## Begin DATA TO USE

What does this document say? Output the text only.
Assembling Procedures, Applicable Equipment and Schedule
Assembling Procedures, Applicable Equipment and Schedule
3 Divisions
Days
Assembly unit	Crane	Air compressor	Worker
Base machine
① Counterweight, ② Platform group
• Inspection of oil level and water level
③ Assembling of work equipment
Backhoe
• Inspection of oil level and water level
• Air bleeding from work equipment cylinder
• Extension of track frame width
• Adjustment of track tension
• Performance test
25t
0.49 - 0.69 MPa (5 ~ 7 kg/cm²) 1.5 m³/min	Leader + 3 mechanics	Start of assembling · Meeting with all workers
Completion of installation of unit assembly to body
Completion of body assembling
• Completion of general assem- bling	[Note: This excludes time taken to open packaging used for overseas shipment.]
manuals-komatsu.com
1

## End DATA TO USE

WHAT TO DO: Take the entries above and copy them out exactly.

COMPLETE RESPONSE:
What does this document say? Output the text only.
Assembling Procedures, Applicable Equipment and Schedule
Assembling Procedures, Applicable Equipment and Schedule
3 Divisions
Days
Assembly unit	Crane	Air compressor	Worker
Base machine
① Counterweight, ② Platform group
• Inspection of oil level and water level
③ Assembling of work equipment
Backhoe
• Inspection of oil level and water level
• Air bleeding from work equipment cylinder
• Extension of track frame width
• Adjustment of track tension
• Performance test
25t
0.49 - 0.69 MPa (5 ~ 7 kg/cm²) 1.5 m³/min	Leader + 3 mechanics	Start of assembling · Meeting with all workers
Completion of installation of unit assembly to body
Completion of body assembling
• Completion of general assem- bling	[Note: This excludes time taken to open packaging used for overseas shipment.]
manuals-komatsu.com
1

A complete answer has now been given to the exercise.